*Directive*
Search the data below for the string "title". Extract every line that contains it.

Items from a dataset
+---+

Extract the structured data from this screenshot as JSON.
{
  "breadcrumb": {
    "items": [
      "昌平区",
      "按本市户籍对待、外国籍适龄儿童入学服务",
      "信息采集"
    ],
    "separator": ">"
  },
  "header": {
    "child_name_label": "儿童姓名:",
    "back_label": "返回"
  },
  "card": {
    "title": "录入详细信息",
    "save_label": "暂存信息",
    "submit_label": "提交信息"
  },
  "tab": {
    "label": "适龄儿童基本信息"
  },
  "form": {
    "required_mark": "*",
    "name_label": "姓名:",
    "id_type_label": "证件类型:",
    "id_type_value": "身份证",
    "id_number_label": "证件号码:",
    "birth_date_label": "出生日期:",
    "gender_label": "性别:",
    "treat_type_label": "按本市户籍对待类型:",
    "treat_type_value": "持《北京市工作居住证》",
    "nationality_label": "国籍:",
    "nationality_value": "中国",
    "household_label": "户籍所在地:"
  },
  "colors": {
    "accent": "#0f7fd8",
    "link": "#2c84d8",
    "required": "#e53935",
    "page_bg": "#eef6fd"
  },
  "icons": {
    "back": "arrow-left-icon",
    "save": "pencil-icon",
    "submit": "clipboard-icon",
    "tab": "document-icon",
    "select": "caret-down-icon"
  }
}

+---+

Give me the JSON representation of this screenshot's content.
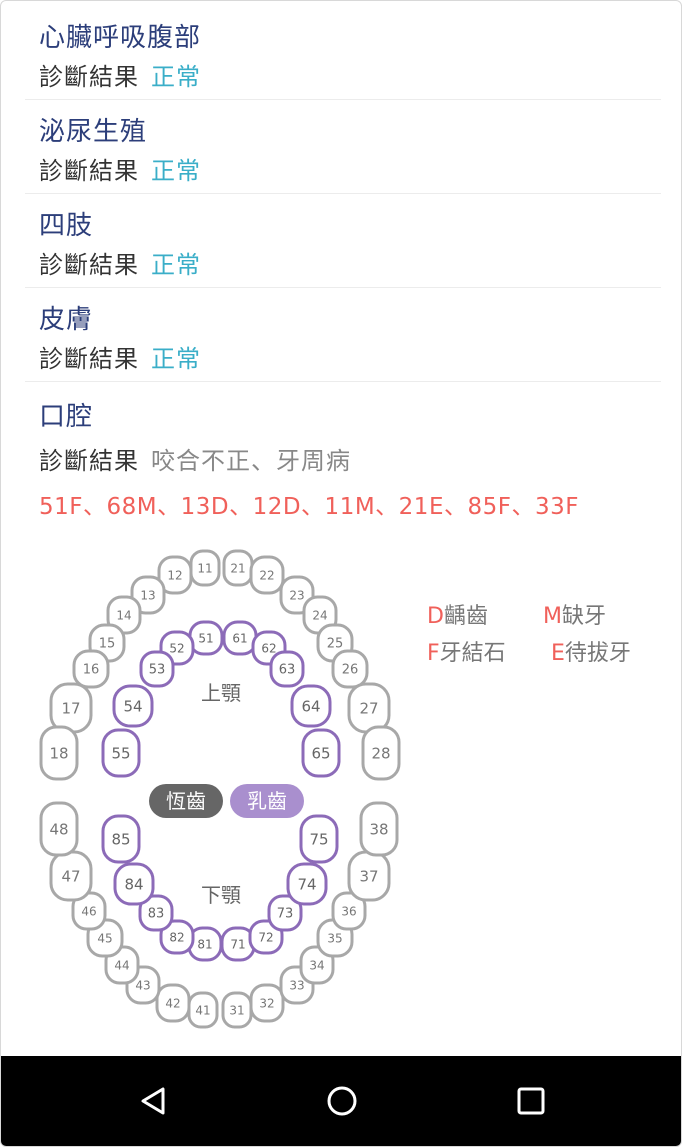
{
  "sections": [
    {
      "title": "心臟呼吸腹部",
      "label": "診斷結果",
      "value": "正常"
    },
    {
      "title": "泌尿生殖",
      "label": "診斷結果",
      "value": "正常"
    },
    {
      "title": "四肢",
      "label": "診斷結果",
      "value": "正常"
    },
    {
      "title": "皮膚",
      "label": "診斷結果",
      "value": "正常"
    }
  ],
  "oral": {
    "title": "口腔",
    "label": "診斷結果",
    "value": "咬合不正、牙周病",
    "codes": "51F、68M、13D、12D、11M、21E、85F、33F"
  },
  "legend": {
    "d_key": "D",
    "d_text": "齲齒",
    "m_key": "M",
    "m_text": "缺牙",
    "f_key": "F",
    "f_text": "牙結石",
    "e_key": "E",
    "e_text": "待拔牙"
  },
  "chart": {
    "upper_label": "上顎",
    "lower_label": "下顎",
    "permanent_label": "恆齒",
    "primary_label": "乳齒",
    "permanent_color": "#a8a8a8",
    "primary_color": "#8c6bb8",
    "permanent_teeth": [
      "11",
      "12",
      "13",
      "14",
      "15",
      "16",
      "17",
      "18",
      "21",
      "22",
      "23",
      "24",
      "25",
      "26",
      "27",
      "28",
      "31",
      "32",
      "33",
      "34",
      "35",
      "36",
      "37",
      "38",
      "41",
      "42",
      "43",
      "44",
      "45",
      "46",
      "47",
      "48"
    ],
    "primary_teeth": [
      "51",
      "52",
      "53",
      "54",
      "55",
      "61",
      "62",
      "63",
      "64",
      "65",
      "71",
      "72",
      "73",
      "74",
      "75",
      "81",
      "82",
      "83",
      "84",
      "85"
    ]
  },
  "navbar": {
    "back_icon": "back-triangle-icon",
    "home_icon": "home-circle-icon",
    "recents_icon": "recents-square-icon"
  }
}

+---+

*Full output*
    "title": "录入详细信息",
      "title": "心臟呼吸腹部",
      "title": "泌尿生殖",
      "title": "四肢",
      "title": "皮膚",
    "title": "口腔",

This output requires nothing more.